**Problem:**
Extract from the listing each line in which the word "用于模型调用身份鉴权" appears.

**Records for the exercise:**
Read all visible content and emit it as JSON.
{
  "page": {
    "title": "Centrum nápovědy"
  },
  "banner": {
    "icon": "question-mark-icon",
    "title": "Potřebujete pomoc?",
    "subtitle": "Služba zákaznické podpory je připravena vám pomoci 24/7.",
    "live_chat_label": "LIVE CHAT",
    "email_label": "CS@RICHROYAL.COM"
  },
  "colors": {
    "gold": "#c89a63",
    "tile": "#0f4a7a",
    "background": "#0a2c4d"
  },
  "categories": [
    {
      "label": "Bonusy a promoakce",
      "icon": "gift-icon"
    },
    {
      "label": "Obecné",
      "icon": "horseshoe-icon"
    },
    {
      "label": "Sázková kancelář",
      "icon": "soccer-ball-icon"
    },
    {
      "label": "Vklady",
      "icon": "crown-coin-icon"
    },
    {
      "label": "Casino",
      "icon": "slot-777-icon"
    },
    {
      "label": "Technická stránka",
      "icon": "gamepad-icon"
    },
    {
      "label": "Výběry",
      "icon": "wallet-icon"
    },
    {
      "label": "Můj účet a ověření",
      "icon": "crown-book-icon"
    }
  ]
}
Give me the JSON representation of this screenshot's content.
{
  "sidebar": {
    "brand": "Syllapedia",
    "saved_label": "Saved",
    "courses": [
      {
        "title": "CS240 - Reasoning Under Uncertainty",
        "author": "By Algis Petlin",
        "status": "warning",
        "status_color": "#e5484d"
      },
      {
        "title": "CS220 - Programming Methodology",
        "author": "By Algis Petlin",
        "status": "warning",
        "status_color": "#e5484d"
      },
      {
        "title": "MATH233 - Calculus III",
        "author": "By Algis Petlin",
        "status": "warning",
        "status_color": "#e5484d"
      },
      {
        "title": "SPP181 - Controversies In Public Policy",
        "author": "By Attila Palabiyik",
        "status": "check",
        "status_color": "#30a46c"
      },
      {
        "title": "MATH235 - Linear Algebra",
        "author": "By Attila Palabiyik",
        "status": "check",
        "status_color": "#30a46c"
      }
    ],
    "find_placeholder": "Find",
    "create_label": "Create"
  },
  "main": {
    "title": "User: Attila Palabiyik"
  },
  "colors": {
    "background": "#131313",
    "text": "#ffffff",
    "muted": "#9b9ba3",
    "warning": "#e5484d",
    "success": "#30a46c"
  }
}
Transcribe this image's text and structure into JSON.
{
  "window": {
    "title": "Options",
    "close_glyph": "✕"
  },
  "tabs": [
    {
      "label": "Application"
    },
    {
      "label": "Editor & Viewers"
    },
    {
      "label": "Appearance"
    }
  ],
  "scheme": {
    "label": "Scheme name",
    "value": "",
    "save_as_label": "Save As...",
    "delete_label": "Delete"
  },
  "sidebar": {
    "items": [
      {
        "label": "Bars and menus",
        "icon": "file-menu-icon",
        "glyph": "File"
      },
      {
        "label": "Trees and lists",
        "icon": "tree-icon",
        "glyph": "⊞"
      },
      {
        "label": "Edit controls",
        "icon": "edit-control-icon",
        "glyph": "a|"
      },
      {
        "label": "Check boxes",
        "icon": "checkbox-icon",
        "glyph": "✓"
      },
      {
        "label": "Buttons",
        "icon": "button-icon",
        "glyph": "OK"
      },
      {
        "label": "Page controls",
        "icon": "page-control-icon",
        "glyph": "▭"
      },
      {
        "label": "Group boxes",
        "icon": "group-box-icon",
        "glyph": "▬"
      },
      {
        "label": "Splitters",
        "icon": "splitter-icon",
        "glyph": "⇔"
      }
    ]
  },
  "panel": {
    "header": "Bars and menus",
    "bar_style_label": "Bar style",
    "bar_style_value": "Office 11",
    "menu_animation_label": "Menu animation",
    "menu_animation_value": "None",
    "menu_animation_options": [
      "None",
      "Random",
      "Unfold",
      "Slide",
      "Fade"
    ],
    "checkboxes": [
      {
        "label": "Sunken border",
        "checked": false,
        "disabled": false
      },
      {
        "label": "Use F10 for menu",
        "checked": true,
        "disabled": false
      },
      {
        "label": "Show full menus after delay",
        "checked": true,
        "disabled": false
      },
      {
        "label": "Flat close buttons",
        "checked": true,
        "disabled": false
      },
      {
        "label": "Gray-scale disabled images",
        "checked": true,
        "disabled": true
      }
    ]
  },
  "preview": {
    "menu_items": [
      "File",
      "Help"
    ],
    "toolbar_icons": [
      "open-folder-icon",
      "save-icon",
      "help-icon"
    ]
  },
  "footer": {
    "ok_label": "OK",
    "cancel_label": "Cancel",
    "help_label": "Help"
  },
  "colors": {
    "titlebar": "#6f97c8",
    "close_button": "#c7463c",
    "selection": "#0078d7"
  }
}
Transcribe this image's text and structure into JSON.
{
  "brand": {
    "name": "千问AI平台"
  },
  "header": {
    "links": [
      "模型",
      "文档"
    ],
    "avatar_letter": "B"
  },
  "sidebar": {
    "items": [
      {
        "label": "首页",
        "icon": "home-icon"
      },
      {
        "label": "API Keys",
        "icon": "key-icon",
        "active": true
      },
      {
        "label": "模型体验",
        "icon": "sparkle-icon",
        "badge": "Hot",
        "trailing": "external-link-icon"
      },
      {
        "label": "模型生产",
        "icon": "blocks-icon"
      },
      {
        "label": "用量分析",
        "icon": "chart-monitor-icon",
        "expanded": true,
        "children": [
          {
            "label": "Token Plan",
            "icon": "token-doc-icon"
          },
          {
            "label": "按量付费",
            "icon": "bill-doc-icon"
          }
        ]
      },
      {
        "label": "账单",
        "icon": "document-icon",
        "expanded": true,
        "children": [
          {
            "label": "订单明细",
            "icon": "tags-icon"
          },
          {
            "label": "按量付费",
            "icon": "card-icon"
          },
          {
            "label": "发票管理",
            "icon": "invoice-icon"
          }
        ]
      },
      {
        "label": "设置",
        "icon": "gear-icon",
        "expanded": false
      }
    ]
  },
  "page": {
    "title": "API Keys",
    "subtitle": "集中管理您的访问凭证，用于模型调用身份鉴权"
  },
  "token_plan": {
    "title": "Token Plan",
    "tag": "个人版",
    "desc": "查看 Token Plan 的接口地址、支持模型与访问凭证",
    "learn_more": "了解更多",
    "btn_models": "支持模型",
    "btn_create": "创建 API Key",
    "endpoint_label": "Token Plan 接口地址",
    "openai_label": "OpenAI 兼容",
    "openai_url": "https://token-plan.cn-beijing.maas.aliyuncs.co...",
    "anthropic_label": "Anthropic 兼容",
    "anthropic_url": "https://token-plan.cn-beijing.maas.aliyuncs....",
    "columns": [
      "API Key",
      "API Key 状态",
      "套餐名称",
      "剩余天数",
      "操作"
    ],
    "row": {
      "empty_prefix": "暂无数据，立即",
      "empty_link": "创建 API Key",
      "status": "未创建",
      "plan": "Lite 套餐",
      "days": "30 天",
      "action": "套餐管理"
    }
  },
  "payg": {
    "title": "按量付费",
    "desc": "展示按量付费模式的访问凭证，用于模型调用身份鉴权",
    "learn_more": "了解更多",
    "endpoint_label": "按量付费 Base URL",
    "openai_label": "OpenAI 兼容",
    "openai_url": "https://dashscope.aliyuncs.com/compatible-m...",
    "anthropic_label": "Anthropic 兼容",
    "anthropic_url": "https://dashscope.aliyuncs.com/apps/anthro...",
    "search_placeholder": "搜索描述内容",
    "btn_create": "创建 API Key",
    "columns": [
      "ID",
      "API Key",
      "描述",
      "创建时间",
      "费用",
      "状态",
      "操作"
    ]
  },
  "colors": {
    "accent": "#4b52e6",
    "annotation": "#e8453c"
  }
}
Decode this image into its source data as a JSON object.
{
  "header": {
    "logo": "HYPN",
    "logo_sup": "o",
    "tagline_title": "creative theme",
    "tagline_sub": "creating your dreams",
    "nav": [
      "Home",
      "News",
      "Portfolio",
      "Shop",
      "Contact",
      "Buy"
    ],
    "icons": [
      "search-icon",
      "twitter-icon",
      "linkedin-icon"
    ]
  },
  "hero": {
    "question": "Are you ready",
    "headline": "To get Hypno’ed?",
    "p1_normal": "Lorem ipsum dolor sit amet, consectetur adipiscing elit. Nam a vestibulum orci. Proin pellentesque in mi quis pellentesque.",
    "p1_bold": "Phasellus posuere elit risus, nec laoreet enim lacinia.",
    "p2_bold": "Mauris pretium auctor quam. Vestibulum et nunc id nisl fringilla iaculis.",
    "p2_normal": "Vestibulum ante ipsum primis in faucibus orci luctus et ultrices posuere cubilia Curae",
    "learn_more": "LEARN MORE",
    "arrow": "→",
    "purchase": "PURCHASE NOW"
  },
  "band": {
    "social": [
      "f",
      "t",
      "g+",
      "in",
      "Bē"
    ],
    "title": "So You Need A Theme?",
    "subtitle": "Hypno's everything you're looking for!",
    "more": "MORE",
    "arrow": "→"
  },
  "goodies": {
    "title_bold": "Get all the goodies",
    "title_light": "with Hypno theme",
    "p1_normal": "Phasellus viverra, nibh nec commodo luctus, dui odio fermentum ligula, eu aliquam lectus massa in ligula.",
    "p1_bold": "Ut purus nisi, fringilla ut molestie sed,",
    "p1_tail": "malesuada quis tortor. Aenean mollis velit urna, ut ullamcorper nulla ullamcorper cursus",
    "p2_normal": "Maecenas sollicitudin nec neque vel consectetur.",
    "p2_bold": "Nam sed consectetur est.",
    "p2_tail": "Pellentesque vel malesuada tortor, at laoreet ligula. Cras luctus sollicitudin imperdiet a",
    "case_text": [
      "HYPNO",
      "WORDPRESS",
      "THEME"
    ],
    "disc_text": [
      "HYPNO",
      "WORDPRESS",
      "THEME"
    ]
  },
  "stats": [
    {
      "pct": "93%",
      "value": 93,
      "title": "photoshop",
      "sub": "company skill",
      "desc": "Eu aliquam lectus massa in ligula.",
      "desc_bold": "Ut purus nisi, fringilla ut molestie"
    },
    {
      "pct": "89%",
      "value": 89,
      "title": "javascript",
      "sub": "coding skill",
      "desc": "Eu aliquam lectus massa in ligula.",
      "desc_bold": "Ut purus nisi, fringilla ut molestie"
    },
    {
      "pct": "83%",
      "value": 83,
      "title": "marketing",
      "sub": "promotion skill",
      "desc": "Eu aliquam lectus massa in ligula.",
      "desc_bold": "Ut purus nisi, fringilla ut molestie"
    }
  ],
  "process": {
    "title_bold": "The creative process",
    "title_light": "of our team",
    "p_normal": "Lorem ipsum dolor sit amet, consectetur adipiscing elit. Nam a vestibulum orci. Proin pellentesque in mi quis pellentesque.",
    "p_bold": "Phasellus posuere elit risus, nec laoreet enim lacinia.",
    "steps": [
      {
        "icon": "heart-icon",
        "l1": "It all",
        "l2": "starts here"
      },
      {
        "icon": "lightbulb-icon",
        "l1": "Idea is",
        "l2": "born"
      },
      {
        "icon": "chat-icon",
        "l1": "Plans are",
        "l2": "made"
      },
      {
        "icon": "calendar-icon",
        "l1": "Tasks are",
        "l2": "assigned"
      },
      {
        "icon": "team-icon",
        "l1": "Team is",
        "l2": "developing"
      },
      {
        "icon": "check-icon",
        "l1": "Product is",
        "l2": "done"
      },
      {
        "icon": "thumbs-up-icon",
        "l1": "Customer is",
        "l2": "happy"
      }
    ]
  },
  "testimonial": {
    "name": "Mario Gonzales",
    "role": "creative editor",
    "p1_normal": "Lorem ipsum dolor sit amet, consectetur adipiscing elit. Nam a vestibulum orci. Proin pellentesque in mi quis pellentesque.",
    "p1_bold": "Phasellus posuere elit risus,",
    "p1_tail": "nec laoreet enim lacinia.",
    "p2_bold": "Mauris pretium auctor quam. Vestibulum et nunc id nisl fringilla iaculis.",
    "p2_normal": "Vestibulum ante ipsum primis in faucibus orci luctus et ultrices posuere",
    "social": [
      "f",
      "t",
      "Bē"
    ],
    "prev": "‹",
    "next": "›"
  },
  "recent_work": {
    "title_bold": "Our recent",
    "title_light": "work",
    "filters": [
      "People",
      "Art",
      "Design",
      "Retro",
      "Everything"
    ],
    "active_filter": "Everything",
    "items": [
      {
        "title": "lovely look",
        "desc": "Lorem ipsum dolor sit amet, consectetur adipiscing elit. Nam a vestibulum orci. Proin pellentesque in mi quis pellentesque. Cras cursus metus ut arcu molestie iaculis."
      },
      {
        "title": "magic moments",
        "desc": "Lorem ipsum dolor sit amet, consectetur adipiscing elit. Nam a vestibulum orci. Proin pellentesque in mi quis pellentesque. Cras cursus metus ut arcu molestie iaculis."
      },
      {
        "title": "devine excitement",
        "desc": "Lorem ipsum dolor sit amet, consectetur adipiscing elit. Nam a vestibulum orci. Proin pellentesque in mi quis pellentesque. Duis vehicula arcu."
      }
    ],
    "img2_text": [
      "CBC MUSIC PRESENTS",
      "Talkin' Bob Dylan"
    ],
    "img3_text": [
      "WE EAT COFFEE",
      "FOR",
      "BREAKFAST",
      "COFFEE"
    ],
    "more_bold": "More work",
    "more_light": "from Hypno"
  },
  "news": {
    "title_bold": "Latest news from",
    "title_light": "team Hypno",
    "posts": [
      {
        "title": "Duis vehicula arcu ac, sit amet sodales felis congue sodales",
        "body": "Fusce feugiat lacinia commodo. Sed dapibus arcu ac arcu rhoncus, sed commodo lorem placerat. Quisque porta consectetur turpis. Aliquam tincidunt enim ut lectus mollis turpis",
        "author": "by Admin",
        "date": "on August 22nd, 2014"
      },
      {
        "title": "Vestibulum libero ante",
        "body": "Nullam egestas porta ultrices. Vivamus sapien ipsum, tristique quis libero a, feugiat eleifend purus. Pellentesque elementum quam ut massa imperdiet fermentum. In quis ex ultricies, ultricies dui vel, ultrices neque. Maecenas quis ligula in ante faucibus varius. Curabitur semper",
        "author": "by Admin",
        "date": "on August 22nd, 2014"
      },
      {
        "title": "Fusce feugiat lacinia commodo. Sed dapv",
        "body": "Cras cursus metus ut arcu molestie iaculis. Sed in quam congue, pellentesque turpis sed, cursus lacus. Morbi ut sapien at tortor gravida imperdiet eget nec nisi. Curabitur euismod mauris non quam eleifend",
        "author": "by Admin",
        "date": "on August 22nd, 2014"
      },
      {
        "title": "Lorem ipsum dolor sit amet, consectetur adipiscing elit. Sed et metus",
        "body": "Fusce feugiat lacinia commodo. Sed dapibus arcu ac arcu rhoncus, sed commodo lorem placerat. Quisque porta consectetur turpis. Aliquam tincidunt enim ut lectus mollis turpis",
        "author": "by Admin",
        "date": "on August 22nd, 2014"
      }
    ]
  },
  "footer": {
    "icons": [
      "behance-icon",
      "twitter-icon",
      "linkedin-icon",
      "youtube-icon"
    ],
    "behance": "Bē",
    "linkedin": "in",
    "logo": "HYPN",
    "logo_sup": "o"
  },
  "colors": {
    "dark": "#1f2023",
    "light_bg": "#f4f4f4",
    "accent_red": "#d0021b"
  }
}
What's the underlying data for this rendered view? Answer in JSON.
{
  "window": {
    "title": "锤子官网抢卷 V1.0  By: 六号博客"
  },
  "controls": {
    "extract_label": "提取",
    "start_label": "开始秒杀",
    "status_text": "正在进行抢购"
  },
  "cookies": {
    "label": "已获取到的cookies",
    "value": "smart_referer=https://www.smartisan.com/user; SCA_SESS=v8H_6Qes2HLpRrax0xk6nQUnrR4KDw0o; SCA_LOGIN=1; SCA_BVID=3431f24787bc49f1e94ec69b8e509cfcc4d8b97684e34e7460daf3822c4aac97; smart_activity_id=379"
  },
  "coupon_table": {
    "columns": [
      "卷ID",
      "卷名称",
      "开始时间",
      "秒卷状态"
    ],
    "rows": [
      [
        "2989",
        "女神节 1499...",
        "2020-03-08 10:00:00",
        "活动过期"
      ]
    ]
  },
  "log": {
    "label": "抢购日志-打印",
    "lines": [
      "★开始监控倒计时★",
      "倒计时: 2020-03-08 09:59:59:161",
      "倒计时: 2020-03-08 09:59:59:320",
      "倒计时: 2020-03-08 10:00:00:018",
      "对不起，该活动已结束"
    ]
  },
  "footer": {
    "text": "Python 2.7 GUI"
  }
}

**Result for this exercise:**
    "subtitle": "集中管理您的访问凭证，用于模型调用身份鉴权"
    "desc": "展示按量付费模式的访问凭证，用于模型调用身份鉴权",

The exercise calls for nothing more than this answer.